==== Passage to read ====
In the particular case of thumbs.db, storing them in NTFS alternate data streams would have been a good idea; they're essentially caches for the main data stream, so if they fail to copy to different filesystems it's totally fine. Of course, that wasn't viable because 1) IIRC that was before the widespread adoption of NTFS, and 2) they probably still need the cache somewhere for vFAT USB drives.


Put it in $ProgramData for system-wide usage or whatever the user version is for individuals.

A hidden file is exactly what I said initially - a daft local decoration. Instead of using a stream, this one uses an attribute instead.

Put your data where it makes sense on the filesystem but don't dump arbitrary databases of information on there utilizing filesystem attributes because that is incredibly fragile.

thumbs.db only makes sense if the client is Windows (and only from a particular version onwards, until it doesn't). In the real world (starting with my laptop, running Ubuntu) it does not make any sense at all and is just a pain.
==== Provided data ====
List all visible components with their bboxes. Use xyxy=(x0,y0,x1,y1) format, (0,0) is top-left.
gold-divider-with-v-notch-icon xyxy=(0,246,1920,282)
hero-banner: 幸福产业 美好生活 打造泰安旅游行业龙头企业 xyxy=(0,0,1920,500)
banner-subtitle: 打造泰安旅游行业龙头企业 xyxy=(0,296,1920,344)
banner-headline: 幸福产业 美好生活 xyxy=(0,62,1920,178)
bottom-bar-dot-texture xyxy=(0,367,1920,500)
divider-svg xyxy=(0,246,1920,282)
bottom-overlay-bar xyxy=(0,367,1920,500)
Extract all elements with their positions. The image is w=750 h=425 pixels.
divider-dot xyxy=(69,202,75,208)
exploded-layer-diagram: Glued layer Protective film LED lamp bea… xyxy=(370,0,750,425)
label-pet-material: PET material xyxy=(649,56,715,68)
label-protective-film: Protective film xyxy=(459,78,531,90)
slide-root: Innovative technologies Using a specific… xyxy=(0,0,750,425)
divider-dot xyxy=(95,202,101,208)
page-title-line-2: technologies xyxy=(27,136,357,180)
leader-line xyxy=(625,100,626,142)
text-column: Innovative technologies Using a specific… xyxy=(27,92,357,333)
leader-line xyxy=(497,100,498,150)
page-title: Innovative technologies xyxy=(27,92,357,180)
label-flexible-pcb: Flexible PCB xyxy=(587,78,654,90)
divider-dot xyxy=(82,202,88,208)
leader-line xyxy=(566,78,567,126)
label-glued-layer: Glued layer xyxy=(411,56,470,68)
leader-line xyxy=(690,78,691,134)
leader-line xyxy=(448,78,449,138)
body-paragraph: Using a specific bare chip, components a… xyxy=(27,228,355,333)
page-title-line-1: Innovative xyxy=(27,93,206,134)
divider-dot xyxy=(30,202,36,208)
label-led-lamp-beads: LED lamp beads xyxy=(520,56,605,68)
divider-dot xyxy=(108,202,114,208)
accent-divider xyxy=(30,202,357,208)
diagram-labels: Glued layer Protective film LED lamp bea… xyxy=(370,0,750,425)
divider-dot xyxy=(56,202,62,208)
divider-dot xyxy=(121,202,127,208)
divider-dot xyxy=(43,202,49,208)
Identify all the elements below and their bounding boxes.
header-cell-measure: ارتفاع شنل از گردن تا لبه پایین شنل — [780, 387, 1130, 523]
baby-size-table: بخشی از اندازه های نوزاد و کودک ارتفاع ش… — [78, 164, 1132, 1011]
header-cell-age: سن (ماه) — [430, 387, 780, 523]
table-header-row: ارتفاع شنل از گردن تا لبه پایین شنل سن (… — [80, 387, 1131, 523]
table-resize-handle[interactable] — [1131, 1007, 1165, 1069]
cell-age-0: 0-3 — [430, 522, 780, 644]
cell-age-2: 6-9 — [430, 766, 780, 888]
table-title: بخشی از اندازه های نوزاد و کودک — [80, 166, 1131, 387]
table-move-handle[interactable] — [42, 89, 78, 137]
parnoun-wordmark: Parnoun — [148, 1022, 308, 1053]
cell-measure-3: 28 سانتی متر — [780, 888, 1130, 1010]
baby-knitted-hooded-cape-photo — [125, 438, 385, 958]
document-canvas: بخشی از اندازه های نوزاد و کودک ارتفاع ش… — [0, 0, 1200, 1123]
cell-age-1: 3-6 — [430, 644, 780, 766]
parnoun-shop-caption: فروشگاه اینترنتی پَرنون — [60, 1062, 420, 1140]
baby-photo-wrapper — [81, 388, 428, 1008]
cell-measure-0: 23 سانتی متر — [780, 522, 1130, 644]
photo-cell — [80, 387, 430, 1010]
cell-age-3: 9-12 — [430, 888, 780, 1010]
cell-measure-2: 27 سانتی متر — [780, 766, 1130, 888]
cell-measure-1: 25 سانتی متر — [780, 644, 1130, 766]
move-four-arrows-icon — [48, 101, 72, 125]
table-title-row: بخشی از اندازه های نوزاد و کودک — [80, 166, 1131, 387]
====
◆ **Tasks to perform**
(1) Answer these questions about the thumbs.db discussion:
(a) According to the first paragraph, where would storing thumbs.db have been a good idea?
(b) Where does the text say to put data meant for system-wide usage?
(c) What operating system runs on the laptop mentioned in the last paragraph?
(2) Return the lines of the entries exactly, starting with the first line of the entries and going on through the line that contains "label-pet-material: PET material".

◆ **Responses to the tasks**
(1)
(a) In NTFS alternate data streams.
(b) In $ProgramData.
(c) Ubuntu.

(2)
List all visible components with their bboxes. Use xyxy=(x0,y0,x1,y1) format, (0,0) is top-left.
gold-divider-with-v-notch-icon xyxy=(0,246,1920,282)
hero-banner: 幸福产业 美好生活 打造泰安旅游行业龙头企业 xyxy=(0,0,1920,500)
banner-subtitle: 打造泰安旅游行业龙头企业 xyxy=(0,296,1920,344)
banner-headline: 幸福产业 美好生活 xyxy=(0,62,1920,178)
bottom-bar-dot-texture xyxy=(0,367,1920,500)
divider-svg xyxy=(0,246,1920,282)
bottom-overlay-bar xyxy=(0,367,1920,500)
Extract all elements with their positions. The image is w=750 h=425 pixels.
divider-dot xyxy=(69,202,75,208)
exploded-layer-diagram: Glued layer Protective film LED lamp bea… xyxy=(370,0,750,425)
label-pet-material: PET material xyxy=(649,56,715,68)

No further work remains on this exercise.